> _DO THIS_
Using the listing below, report all lines holding the word "размере".

> _Recorded data_
===

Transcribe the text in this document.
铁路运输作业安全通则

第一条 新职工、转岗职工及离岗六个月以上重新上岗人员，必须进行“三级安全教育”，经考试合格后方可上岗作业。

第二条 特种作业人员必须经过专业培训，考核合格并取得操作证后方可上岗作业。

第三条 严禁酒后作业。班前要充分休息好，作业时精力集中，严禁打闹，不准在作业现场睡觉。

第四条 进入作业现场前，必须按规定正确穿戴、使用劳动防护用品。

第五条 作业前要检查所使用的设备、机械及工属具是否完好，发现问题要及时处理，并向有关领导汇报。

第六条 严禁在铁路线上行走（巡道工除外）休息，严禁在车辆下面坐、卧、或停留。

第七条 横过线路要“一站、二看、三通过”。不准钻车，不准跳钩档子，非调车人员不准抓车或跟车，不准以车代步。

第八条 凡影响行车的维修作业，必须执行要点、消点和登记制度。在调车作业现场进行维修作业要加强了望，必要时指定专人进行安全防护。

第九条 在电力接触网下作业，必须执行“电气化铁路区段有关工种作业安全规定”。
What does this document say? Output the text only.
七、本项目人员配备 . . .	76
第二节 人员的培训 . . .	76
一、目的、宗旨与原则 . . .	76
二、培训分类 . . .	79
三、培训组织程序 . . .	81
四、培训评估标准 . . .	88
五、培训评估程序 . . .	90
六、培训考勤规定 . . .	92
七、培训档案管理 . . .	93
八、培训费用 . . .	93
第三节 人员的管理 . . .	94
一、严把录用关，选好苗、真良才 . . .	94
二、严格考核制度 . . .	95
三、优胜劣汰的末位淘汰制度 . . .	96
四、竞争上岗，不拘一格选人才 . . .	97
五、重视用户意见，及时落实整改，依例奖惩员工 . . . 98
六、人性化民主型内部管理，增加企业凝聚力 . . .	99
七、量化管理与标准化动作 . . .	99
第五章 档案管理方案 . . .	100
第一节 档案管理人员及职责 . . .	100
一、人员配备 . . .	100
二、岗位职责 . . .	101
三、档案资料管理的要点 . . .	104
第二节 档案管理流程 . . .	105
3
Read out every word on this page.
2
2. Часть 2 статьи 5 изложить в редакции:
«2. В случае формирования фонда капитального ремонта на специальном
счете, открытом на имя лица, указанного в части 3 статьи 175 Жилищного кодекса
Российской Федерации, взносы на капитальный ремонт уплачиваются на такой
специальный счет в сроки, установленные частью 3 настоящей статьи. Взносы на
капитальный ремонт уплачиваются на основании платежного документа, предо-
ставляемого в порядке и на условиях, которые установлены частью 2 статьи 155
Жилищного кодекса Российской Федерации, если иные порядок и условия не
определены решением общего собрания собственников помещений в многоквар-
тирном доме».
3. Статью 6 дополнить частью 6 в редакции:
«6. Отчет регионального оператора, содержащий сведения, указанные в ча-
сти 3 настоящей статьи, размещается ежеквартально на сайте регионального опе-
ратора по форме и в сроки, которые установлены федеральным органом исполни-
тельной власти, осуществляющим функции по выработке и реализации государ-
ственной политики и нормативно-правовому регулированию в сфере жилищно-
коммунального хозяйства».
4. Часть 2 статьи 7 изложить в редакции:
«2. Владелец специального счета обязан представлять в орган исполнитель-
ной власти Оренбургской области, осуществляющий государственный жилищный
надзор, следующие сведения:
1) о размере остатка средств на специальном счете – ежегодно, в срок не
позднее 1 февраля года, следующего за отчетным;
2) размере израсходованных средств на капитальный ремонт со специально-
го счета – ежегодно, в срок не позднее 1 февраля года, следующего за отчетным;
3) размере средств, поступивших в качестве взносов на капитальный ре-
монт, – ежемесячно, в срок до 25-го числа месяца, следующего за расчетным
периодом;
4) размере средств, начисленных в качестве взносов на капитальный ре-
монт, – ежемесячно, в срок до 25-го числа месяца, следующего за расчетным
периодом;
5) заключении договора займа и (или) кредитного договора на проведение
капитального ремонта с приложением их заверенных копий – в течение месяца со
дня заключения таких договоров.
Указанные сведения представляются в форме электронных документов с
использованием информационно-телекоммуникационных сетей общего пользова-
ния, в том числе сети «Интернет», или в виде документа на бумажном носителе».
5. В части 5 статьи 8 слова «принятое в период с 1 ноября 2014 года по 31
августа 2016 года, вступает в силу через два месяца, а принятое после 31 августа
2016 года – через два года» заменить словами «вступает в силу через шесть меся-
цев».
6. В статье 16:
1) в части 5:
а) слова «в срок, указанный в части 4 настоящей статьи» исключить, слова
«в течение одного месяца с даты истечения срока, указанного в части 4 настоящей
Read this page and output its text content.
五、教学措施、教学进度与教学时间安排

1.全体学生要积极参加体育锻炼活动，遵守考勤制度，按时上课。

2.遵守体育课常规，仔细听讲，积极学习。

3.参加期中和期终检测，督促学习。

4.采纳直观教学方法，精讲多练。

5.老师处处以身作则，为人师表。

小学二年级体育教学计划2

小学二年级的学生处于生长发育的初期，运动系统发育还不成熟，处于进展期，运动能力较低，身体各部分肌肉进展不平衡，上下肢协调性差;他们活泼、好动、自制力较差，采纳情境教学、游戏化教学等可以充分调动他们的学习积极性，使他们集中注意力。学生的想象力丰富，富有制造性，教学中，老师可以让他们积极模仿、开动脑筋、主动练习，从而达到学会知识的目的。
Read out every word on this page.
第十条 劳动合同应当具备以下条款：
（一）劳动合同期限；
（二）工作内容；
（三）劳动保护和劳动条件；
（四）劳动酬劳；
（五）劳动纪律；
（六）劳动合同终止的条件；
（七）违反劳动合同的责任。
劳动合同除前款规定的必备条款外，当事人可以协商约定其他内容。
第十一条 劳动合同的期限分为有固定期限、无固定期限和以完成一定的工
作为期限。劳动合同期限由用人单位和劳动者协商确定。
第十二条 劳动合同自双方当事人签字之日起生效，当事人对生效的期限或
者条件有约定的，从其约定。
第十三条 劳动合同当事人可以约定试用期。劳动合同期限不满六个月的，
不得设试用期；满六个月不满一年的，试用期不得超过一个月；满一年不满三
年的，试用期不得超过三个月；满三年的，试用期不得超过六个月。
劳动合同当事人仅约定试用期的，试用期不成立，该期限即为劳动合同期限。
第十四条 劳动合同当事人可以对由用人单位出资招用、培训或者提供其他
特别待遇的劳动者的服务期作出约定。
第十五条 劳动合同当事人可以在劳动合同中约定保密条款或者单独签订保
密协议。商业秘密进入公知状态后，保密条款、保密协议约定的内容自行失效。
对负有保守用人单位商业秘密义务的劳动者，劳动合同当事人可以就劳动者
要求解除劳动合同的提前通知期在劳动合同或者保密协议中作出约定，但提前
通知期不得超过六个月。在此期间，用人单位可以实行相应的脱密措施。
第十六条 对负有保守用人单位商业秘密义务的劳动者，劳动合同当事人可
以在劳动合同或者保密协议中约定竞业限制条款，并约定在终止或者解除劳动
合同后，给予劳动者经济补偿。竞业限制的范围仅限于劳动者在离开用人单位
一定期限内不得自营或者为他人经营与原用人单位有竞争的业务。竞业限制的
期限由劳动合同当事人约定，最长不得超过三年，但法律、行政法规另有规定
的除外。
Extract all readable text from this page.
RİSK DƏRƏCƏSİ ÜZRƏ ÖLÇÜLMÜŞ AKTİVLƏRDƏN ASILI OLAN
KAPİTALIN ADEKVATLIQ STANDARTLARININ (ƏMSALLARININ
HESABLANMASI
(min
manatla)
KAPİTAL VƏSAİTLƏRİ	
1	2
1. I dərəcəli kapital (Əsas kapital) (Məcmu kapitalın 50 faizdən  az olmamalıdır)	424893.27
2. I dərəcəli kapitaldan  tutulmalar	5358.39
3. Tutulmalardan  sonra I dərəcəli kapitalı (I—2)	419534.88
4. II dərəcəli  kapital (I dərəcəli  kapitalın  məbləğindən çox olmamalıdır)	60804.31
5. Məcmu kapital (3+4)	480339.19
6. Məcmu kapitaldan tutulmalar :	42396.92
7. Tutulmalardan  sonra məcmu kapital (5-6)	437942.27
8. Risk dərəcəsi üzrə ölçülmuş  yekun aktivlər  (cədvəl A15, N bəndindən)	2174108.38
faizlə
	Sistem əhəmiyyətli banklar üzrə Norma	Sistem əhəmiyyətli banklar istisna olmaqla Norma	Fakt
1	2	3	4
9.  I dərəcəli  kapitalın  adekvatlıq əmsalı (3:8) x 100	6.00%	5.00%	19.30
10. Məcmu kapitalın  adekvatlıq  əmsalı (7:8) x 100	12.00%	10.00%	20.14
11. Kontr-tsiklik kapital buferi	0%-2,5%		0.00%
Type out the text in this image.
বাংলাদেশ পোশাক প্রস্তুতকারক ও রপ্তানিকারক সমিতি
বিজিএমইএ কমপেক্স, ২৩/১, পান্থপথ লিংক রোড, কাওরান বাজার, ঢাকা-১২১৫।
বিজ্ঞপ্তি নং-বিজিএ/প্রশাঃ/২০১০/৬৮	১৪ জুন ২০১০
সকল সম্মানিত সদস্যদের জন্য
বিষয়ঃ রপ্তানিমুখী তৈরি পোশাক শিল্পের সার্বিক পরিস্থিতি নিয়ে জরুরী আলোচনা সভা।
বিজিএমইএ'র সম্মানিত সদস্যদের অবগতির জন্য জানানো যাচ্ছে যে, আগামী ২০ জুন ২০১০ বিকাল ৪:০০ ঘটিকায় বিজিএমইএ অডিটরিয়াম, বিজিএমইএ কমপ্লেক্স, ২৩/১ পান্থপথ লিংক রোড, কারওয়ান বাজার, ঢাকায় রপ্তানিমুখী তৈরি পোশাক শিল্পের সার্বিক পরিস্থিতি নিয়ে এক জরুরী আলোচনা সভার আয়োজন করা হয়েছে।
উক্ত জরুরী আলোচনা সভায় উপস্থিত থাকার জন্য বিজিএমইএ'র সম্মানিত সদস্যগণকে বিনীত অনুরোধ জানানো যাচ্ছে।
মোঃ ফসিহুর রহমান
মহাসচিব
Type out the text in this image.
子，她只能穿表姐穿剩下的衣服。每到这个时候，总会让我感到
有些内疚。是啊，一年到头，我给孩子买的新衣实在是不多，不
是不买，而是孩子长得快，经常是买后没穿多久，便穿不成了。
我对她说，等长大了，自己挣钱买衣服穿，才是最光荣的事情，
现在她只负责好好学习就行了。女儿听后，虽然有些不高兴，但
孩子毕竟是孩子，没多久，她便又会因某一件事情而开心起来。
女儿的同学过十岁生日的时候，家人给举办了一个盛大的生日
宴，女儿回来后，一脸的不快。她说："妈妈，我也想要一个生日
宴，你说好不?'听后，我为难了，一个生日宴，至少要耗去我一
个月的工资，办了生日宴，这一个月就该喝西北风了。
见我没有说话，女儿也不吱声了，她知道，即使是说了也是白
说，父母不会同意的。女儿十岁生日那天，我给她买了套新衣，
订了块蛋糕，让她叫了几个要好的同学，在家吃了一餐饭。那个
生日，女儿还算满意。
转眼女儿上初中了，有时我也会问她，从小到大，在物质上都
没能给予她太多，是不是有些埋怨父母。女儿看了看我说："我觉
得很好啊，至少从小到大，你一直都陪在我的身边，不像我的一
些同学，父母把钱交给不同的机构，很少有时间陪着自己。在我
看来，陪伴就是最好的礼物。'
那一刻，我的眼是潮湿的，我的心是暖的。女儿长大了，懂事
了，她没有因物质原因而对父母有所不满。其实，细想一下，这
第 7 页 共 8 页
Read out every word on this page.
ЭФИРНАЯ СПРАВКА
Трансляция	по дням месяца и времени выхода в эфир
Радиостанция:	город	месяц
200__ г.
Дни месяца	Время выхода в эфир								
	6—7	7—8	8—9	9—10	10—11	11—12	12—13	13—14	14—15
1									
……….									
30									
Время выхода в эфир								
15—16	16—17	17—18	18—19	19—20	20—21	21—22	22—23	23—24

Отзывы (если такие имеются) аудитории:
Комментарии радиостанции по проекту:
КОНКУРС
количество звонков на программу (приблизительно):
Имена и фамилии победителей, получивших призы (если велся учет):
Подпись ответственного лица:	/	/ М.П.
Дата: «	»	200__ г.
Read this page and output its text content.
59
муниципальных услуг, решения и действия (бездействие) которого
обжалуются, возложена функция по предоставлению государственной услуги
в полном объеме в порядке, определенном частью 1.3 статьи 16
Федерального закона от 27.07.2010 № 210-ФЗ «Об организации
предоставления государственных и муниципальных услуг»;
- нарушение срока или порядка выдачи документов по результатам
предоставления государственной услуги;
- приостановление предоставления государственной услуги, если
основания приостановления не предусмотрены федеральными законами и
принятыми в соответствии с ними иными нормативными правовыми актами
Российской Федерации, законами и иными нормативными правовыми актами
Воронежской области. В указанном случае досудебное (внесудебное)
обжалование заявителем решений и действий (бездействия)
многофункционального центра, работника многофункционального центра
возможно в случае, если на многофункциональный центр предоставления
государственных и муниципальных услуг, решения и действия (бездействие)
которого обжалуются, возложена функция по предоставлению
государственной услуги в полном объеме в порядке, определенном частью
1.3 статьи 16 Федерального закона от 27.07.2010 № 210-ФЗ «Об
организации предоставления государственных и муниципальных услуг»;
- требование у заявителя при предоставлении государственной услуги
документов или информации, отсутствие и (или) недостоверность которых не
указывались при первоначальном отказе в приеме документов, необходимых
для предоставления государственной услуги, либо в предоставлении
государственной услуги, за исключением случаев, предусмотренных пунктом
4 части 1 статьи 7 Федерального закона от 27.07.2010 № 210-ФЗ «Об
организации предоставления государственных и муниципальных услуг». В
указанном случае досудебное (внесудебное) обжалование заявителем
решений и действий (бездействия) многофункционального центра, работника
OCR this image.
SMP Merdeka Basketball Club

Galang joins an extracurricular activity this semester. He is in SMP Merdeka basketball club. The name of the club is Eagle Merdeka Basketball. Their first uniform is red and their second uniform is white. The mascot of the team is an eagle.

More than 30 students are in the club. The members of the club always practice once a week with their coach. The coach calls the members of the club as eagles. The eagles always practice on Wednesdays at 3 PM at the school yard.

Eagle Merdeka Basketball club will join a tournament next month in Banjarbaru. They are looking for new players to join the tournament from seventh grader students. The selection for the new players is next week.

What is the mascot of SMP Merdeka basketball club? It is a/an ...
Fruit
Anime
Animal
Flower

===

> _EXERCISE SOLUTION_
1) о размере остатка средств на специальном счете – ежегодно, в срок не
2) размере израсходованных средств на капитальный ремонт со специально-
3) размере средств, поступивших в качестве взносов на капитальный ре-
4) размере средств, начисленных в качестве взносов на капитальный ре-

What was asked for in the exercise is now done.